**GIVEN TASK**
Find "Convert this screenshot" in the data below; transcribe the line it appears on and each line after it, exactly, to the end, and nothing else.

**INPUT MATERIAL**
════════════════
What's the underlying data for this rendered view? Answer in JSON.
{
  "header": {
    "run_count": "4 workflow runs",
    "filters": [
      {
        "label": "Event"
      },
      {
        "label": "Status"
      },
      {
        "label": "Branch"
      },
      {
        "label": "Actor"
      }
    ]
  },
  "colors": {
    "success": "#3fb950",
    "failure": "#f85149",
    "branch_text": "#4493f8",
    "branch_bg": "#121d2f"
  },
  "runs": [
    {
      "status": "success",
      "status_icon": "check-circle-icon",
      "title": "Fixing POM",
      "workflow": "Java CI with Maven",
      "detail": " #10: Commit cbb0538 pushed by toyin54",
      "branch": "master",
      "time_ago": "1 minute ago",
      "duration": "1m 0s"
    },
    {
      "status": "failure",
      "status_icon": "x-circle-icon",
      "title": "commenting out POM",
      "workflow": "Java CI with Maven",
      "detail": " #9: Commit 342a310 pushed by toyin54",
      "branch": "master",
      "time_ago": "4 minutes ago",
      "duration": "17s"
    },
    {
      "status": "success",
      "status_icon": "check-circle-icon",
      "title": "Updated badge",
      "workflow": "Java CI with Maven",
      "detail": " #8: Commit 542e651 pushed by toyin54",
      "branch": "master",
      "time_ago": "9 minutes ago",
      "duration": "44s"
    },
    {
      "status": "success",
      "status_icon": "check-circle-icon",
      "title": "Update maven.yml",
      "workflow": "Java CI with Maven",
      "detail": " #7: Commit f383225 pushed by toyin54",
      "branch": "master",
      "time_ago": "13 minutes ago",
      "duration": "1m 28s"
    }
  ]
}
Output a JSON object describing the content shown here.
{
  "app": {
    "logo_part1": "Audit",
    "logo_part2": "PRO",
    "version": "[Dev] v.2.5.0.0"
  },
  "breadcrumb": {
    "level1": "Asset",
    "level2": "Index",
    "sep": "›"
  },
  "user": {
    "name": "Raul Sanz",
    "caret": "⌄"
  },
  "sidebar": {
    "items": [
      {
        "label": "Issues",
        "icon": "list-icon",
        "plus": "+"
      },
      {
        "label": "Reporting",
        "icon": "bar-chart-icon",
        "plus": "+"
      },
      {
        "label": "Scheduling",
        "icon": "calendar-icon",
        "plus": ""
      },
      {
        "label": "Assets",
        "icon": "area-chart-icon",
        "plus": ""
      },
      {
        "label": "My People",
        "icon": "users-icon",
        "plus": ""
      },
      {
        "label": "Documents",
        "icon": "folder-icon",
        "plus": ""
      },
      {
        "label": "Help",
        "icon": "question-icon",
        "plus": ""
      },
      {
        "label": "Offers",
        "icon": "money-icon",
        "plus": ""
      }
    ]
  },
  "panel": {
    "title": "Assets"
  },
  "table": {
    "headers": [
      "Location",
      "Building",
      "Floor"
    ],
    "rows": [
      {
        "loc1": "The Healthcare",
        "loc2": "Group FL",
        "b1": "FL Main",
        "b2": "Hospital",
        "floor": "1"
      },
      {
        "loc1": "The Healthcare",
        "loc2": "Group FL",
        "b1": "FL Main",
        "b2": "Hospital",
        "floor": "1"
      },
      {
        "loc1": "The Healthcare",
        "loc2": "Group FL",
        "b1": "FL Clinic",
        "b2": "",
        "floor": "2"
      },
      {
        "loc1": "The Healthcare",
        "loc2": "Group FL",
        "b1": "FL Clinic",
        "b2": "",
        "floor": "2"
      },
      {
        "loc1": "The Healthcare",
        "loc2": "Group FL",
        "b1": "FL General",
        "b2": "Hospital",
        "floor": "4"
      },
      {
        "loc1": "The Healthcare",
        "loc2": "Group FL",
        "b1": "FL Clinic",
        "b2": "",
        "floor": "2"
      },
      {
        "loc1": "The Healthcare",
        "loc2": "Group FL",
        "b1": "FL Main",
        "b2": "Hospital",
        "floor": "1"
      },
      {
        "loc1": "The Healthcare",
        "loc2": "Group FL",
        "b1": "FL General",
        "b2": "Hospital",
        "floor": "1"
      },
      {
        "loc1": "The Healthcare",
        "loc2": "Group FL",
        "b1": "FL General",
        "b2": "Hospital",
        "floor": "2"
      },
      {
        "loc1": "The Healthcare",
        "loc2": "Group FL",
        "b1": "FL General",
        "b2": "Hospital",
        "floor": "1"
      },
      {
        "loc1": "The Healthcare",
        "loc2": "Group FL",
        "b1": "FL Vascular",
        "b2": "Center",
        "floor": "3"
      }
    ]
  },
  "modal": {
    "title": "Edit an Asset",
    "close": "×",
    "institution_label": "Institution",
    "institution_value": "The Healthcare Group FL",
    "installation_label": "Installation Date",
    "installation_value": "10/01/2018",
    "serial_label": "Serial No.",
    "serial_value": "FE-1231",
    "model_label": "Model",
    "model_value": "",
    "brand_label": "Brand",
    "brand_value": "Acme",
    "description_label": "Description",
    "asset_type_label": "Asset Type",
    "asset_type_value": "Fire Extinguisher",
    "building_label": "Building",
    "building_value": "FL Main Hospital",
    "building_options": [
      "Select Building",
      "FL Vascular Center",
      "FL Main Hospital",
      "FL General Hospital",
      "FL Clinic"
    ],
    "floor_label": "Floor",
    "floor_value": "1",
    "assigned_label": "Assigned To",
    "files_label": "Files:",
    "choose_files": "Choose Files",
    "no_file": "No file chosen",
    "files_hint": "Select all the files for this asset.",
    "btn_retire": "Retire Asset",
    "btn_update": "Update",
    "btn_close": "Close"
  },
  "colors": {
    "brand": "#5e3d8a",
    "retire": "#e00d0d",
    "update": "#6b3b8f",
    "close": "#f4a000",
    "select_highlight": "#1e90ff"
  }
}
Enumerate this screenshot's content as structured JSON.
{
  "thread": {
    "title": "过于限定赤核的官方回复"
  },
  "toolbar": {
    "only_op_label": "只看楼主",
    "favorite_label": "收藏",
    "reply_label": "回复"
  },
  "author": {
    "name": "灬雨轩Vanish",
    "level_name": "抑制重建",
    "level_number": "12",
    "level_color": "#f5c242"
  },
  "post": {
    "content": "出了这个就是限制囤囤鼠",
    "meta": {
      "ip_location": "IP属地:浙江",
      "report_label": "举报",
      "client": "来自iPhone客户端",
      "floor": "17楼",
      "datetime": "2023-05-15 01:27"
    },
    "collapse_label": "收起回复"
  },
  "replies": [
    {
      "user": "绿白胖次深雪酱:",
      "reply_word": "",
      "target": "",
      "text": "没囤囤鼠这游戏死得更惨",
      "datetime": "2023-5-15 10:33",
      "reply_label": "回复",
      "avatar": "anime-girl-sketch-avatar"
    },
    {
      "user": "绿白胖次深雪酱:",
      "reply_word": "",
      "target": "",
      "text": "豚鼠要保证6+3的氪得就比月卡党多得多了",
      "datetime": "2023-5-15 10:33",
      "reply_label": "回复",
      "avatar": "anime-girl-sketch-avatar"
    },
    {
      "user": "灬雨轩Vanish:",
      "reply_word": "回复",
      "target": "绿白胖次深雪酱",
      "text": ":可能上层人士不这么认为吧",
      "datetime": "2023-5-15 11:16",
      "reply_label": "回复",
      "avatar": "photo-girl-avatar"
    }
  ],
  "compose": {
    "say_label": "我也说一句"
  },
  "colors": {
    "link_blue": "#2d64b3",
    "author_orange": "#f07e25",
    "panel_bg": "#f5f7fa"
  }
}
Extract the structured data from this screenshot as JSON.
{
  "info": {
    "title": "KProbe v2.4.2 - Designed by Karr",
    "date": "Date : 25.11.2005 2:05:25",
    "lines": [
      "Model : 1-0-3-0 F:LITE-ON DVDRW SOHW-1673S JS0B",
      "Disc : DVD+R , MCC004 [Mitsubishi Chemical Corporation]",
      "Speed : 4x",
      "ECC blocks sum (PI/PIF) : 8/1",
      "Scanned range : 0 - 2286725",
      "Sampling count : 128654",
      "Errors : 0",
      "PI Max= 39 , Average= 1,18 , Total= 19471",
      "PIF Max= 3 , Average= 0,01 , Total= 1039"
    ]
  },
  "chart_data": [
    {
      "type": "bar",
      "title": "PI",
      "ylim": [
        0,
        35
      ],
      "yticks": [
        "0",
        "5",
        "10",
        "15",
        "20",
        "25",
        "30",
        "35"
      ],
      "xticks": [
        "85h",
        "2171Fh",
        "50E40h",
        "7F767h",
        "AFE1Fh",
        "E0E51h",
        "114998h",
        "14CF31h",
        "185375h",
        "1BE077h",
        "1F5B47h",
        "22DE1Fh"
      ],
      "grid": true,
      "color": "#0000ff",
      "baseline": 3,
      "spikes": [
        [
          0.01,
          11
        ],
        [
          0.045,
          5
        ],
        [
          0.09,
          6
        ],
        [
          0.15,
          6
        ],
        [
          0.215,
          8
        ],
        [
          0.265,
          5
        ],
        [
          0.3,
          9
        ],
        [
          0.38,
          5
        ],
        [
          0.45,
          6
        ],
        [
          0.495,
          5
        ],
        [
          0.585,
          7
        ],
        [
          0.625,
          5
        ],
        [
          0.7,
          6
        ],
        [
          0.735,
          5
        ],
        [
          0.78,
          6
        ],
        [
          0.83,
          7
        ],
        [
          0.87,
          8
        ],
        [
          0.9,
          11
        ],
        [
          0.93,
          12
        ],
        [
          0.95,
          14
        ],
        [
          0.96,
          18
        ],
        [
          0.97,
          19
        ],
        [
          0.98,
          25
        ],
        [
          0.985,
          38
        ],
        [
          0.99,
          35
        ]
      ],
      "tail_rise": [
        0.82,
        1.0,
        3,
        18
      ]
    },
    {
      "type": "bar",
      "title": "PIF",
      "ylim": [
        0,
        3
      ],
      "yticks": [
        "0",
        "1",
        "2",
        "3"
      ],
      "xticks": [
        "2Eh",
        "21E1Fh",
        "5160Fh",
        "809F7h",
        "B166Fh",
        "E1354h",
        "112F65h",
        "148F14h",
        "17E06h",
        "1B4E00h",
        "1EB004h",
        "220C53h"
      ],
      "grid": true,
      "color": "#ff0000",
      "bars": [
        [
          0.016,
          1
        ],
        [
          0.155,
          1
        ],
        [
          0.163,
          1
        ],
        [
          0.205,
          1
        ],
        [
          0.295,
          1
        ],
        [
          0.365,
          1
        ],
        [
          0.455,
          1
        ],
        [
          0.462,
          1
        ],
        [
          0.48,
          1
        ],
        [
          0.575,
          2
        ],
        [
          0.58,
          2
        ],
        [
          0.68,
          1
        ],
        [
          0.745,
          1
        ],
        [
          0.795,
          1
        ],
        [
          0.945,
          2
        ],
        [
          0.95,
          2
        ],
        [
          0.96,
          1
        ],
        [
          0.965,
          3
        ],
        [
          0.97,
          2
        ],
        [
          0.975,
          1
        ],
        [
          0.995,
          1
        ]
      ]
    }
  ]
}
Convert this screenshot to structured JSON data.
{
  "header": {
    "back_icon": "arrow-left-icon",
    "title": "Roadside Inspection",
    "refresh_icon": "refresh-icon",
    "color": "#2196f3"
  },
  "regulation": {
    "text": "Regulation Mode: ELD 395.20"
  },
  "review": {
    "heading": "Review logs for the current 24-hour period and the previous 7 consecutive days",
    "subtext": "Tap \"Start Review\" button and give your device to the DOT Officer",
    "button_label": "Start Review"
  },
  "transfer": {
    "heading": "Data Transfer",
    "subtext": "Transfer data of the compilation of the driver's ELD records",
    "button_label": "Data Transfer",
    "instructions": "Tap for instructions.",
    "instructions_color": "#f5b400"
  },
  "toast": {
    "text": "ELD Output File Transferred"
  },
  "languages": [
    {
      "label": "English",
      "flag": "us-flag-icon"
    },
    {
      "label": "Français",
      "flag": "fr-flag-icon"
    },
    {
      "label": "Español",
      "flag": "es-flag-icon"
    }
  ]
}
════════════════
**ANSWER TO THE EXERCISE**
Convert this screenshot to structured JSON data.
{
  "header": {
    "back_icon": "arrow-left-icon",
    "title": "Roadside Inspection",
    "refresh_icon": "refresh-icon",
    "color": "#2196f3"
  },
  "regulation": {
    "text": "Regulation Mode: ELD 395.20"
  },
  "review": {
    "heading": "Review logs for the current 24-hour period and the previous 7 consecutive days",
    "subtext": "Tap \"Start Review\" button and give your device to the DOT Officer",
    "button_label": "Start Review"
  },
  "transfer": {
    "heading": "Data Transfer",
    "subtext": "Transfer data of the compilation of the driver's ELD records",
    "button_label": "Data Transfer",
    "instructions": "Tap for instructions.",
    "instructions_color": "#f5b400"
  },
  "toast": {
    "text": "ELD Output File Transferred"
  },
  "languages": [
    {
      "label": "English",
      "flag": "us-flag-icon"
    },
    {
      "label": "Français",
      "flag": "fr-flag-icon"
    },
    {
      "label": "Español",
      "flag": "es-flag-icon"
    }
  ]
}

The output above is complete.